**EXTRAIT FOURNI**
▶

Enseignement dans la région autonome du Tibet

La région autonome du Tibet a été officiellement fondée en . La République populaire de Chine a commencé à mettre sur pied un enseignement moderne au Tibet au début des années 1950. Selon l'agence Xinhua, en 2005, la région autonome du Tibet comptait 1 010 écoles où étudiaient 486 000 élèves et étudiants. Selon le site English.news.cn, en 2011 on comptait plus de 31 000 étudiants, pour la plupart Tibétains de souche, dans l'enseignement universitaire au Tibet. En 2002, Robert Barnett fait remarquer que selon les statistiques officielles, 97 % de la population est tibétaine dans la région autonome, alors que seul un écolier sur trois est d'origine tibétaine dans l'éducation secondaire et supérieure, ce qui suggère une inégalité dans l'accès à l'éducation des enfants tibétains.

Instauration d'un enseignement moderne

Selon Asianinfo, la Chine commença à instaurer un système éducatif laïc au début des années 1950[1].

Période 1951-1959

Dans la seconde moitié de 1951, l'armée populaire de libération mit sur pied un cours de langue tibétaine pour ses personnels à Lhassa. Un des enseignants en était Qangngoiba Doje Ngoizhub (Dorje Ngodup Changngopa), un ancien responsable du gouvernement tibétain[2].

◀

**CONSIGNE**
Poursuivez l'extrait sur l'enseignement au Tibet à partir de sa dernière phrase.

**ENTRÉES FOURNIES**
▶

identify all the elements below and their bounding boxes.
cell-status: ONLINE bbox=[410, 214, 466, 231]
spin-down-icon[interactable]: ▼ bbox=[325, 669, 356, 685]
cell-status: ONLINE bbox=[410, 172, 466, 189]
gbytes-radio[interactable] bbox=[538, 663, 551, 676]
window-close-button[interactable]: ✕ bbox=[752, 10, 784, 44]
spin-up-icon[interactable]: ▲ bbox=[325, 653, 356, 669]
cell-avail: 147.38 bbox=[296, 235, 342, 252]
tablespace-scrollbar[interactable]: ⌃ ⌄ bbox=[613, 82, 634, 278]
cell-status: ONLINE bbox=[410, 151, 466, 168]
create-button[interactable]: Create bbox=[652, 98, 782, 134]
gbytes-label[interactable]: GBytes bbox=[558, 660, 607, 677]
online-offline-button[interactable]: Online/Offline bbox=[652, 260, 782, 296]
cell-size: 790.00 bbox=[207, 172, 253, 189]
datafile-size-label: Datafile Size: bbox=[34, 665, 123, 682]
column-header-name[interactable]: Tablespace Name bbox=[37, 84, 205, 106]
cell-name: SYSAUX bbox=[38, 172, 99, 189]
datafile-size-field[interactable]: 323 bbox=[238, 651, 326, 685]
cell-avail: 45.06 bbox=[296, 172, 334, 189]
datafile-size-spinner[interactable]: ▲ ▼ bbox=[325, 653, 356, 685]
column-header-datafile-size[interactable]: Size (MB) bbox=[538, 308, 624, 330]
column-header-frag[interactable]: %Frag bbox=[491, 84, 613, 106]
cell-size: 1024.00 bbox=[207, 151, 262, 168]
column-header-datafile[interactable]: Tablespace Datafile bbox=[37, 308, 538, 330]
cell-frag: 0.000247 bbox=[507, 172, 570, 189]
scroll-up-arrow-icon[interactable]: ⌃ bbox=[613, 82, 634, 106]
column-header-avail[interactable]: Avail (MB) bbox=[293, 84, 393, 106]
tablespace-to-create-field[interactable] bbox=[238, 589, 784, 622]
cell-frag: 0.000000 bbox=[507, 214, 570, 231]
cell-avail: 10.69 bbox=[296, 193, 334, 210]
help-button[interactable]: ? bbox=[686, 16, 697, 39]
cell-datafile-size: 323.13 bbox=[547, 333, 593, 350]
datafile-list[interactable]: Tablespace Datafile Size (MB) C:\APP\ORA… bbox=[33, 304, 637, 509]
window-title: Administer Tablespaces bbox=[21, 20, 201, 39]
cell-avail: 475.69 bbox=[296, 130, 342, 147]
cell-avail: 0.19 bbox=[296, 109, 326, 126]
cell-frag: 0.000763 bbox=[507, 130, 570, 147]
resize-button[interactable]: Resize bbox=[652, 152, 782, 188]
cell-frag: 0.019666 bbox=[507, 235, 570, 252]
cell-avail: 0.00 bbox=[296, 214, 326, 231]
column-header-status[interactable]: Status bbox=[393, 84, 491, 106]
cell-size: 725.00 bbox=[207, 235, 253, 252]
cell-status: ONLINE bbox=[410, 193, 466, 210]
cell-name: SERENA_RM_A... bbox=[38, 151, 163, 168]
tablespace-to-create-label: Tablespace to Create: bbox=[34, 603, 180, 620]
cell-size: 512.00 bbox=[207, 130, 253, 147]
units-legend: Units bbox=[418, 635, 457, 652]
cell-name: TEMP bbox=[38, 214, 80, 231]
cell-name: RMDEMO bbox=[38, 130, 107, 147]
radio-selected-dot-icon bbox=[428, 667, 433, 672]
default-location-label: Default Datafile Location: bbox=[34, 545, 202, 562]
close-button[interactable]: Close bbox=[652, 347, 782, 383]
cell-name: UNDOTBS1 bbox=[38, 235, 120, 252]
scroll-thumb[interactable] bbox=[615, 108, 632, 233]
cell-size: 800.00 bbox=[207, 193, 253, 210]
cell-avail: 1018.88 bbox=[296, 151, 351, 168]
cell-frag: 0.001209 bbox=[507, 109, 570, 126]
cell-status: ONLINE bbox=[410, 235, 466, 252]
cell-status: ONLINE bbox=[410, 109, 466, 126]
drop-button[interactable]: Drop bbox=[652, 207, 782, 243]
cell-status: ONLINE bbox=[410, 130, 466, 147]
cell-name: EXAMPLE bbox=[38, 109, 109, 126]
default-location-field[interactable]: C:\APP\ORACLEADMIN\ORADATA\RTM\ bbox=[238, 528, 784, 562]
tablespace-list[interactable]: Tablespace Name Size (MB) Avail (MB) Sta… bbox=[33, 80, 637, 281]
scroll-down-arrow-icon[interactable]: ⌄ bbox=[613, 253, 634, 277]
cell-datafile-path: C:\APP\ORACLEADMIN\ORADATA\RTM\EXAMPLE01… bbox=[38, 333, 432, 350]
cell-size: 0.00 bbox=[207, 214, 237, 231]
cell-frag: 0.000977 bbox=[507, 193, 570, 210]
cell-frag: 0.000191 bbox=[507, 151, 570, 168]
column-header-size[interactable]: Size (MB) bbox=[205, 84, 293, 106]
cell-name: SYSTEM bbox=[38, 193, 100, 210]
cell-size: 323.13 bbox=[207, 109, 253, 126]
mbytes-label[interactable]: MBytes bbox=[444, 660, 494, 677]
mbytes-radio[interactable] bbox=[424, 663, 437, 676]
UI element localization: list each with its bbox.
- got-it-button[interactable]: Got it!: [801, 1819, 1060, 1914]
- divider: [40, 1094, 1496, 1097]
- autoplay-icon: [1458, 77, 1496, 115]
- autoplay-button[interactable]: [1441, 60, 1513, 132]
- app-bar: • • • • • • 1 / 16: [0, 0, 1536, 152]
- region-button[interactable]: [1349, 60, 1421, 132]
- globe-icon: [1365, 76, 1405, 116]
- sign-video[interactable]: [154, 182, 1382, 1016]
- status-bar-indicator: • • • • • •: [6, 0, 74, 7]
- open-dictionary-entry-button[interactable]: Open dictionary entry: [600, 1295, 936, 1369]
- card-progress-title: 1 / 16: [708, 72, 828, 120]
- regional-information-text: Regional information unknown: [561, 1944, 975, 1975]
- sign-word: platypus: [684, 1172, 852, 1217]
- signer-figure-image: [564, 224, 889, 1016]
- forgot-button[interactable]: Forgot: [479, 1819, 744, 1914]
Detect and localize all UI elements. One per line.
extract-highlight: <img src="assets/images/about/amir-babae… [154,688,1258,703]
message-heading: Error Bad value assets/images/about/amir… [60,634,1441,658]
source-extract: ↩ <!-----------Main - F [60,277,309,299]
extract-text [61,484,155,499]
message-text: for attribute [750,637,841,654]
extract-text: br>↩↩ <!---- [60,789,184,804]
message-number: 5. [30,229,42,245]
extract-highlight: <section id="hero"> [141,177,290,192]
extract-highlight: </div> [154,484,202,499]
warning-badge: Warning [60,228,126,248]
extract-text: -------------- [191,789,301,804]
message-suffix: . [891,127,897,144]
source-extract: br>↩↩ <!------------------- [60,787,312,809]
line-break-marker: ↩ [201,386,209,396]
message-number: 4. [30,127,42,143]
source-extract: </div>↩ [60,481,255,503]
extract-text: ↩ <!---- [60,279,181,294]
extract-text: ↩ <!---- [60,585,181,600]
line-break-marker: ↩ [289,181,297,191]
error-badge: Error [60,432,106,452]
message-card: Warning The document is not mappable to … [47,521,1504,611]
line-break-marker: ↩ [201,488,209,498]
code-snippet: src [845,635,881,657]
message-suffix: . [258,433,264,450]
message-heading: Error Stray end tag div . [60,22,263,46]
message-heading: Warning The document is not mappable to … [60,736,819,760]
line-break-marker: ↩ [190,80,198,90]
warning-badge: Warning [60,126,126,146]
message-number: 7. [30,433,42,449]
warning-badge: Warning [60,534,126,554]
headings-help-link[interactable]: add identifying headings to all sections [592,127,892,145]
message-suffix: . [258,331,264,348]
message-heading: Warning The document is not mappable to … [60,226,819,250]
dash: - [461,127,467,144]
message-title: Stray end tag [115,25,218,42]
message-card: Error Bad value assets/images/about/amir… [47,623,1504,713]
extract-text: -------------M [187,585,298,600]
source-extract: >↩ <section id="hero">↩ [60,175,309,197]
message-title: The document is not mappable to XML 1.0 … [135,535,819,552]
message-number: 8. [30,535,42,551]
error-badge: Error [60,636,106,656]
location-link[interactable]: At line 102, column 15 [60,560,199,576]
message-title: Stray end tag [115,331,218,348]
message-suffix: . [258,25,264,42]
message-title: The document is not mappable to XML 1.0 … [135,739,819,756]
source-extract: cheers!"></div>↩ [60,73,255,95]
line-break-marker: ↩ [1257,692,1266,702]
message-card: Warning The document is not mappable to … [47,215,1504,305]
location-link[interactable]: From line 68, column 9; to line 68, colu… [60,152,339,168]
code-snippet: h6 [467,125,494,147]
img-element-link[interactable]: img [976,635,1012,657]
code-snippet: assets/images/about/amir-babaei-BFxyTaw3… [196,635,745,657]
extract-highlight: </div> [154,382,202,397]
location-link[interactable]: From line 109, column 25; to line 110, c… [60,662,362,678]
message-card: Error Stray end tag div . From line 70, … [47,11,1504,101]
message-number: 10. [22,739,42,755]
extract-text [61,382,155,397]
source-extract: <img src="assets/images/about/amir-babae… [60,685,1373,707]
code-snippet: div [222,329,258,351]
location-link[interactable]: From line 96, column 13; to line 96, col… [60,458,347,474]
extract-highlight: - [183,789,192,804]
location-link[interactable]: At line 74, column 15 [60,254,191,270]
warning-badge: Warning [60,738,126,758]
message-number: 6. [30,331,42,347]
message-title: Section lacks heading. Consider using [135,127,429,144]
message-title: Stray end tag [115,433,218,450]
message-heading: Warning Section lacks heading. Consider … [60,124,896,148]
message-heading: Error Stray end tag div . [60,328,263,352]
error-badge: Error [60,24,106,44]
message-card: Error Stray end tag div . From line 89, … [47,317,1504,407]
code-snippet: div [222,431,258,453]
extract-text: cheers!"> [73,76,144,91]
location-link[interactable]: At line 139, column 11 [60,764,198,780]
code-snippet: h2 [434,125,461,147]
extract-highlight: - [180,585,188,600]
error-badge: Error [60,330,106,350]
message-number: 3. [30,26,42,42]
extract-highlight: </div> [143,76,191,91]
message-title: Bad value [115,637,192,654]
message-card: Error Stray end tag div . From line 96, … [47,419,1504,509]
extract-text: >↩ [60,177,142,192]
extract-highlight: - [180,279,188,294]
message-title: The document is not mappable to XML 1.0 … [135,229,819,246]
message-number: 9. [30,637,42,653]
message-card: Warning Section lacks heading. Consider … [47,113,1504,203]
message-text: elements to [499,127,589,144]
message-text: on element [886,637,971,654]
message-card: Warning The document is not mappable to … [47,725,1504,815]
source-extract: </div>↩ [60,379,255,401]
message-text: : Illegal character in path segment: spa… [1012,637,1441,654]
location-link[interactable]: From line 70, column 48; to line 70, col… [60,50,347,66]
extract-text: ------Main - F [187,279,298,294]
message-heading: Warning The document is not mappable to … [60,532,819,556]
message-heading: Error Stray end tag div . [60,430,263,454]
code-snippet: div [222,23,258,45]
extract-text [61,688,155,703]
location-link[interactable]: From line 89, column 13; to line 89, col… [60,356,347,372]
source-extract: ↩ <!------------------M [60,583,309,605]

◀

**RÉPONSE**
En 1952 s'ouvre l'école primaire de Lhassa. Elle comportait 20 administratifs, 30 enseignants et 300 élèves, chiffre par la suite porté à 500. Lorsque le comité préparatoire à l'établissement de la Région autonome du Tibet vit le jour en 1956, l'école comptait plus de 1 000 élèves. Par la suite, d'autres écoles primaires s'ouvrirent dans diverses villes du Tibet, notamment à Chamdo et Xigaze[2]. Le premier collège de la région, le collège de Lhassa, ouvrit ses portes en , accueillant plus de 50 professeurs et 650 élèves dont les frais de scolarité étaient entièrement pris en charge[2].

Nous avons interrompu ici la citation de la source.